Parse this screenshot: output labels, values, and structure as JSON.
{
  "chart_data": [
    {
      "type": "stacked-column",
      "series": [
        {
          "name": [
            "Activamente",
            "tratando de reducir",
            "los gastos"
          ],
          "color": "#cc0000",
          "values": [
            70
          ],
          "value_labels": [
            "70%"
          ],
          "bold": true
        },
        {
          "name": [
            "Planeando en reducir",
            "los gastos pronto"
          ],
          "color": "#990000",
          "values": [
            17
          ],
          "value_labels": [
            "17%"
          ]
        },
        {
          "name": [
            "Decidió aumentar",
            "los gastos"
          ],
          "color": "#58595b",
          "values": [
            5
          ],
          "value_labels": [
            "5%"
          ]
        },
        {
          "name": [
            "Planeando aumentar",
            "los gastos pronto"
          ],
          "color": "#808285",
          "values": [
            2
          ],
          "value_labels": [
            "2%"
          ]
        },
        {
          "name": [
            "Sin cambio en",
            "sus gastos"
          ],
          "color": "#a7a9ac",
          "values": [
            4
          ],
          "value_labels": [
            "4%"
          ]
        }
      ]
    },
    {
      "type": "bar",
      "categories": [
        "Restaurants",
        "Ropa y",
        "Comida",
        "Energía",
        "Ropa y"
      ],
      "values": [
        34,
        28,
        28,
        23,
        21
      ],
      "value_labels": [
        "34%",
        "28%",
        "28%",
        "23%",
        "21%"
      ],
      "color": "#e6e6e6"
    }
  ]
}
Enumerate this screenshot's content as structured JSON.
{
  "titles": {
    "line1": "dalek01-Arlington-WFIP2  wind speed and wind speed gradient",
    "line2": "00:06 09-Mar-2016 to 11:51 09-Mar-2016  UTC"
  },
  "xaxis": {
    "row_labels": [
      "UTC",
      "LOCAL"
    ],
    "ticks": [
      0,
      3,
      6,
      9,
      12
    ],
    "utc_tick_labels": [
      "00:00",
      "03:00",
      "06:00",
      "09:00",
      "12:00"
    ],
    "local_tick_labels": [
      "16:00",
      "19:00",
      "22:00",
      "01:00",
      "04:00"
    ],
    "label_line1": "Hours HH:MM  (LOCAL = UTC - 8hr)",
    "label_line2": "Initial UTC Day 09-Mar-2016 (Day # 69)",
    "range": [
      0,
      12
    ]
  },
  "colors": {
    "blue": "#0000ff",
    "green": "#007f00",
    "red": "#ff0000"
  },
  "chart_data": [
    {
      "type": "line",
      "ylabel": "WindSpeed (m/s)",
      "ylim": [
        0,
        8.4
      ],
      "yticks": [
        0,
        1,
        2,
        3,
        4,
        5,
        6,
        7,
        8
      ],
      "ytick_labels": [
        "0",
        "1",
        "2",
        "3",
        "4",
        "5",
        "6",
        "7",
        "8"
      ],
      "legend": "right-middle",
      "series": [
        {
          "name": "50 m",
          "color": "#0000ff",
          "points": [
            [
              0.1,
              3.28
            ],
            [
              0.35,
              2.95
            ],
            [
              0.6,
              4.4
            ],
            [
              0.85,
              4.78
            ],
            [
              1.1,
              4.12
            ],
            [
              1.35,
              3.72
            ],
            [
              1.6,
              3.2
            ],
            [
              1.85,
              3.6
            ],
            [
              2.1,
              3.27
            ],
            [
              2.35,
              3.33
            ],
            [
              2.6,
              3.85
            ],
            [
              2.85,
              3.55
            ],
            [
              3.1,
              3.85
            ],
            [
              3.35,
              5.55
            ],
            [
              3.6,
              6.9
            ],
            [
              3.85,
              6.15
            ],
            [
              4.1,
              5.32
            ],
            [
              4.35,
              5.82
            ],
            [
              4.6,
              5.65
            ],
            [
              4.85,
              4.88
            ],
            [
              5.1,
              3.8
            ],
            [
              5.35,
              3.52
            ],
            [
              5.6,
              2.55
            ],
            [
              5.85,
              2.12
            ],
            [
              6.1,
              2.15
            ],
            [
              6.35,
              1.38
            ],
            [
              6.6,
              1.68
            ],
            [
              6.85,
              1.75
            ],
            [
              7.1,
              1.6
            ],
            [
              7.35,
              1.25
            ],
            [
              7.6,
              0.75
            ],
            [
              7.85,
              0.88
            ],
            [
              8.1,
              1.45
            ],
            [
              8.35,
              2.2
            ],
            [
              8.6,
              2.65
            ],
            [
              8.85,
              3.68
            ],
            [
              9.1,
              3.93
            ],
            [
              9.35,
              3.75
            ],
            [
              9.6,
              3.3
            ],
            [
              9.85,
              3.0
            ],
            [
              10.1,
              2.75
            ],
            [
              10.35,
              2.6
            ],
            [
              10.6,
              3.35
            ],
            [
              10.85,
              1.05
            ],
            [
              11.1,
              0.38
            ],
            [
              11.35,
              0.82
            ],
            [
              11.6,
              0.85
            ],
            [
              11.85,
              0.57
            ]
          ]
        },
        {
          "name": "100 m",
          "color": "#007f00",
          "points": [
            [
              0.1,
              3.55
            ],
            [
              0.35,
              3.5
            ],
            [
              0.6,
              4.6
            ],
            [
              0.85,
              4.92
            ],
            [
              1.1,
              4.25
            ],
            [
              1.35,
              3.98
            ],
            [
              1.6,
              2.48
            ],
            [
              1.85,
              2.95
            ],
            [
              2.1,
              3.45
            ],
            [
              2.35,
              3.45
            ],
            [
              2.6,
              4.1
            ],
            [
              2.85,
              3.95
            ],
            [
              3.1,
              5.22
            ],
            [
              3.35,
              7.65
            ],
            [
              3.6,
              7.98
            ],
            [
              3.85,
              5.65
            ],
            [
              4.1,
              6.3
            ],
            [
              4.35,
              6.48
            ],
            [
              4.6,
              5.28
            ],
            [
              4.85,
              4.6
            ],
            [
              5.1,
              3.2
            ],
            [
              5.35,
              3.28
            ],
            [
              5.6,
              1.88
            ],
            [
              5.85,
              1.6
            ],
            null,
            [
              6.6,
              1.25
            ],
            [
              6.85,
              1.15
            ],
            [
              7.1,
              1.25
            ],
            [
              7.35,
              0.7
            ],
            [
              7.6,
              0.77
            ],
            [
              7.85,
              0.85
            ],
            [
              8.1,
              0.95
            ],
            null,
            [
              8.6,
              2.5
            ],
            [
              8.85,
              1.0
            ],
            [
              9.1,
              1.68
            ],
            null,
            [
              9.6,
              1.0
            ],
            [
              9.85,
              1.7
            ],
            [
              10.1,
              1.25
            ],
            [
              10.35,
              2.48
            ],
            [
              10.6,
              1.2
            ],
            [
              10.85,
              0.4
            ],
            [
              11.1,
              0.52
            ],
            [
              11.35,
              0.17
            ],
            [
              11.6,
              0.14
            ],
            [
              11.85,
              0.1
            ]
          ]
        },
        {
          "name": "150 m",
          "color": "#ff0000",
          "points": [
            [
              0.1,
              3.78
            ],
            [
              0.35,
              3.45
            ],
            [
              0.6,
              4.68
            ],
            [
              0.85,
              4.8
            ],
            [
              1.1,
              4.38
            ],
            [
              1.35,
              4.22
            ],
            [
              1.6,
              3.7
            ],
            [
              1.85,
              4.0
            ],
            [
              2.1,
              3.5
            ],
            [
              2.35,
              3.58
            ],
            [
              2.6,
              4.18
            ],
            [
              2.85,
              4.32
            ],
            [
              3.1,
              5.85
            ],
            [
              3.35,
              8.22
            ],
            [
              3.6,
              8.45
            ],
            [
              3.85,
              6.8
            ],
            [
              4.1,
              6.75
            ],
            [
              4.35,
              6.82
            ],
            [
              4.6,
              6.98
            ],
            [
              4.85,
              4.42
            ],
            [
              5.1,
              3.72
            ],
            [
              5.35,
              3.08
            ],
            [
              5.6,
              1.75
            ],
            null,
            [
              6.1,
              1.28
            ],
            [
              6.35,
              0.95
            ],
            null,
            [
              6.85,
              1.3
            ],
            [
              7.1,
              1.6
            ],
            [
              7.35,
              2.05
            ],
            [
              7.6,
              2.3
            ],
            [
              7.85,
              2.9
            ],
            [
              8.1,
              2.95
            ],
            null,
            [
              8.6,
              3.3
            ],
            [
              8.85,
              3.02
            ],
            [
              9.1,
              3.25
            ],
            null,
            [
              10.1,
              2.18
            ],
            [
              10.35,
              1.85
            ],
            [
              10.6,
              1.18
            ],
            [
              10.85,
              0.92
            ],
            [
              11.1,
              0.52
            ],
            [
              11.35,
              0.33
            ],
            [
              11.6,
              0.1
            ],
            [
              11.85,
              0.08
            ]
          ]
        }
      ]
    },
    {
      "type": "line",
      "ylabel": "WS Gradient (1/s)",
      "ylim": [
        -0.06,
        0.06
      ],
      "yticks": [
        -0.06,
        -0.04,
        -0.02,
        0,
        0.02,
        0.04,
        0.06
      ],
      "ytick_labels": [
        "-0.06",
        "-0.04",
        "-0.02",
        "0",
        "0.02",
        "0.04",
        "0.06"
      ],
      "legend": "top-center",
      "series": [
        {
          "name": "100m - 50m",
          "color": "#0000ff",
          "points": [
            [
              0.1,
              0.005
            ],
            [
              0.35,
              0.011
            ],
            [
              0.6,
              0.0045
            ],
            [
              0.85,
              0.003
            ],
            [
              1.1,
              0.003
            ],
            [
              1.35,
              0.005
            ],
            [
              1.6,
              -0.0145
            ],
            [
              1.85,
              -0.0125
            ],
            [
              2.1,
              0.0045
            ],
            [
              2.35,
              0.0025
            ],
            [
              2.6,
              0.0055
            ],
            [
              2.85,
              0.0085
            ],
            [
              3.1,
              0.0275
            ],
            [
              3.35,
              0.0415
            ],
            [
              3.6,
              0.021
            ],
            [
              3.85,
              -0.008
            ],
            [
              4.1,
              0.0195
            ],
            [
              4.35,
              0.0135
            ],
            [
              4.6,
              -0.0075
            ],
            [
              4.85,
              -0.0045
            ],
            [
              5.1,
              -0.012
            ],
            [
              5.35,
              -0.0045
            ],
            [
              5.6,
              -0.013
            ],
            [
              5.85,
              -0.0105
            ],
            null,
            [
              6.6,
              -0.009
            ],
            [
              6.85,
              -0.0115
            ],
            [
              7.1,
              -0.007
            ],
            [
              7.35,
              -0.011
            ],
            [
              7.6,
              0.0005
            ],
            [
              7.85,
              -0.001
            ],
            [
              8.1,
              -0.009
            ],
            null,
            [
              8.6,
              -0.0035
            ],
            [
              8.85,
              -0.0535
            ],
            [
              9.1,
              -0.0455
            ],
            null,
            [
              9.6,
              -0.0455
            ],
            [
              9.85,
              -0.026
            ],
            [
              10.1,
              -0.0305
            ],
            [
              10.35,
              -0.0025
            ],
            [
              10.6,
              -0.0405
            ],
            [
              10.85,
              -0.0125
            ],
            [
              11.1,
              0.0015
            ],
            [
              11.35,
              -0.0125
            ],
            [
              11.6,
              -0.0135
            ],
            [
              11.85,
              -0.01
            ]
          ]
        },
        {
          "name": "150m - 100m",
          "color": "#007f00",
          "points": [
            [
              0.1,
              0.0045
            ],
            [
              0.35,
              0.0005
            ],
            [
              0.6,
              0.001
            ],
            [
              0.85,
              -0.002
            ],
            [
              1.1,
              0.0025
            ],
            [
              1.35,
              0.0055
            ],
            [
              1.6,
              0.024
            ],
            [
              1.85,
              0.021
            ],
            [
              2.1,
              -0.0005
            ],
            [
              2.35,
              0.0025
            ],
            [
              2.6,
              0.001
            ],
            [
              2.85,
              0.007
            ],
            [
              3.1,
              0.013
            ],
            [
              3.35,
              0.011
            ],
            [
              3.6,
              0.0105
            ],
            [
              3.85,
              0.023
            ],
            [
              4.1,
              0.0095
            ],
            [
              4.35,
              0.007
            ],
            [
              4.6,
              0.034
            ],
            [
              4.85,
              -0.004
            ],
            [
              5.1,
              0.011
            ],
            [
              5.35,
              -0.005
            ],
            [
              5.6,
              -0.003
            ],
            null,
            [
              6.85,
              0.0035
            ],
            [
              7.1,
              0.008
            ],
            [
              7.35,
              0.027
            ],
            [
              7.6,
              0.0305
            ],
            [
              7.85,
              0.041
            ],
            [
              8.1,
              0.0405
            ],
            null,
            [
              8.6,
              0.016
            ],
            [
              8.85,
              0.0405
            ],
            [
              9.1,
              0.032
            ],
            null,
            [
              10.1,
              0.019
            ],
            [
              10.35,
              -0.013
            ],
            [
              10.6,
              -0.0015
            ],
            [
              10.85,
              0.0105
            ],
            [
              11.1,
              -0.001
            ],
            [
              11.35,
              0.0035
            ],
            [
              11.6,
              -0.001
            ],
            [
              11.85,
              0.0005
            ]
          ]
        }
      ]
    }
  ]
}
-----
YOUR OBJECTIVE ▸ State how many lines of the listing above hold the word "type", with nothing but the number.

RIGHT ANSWER ▸ 4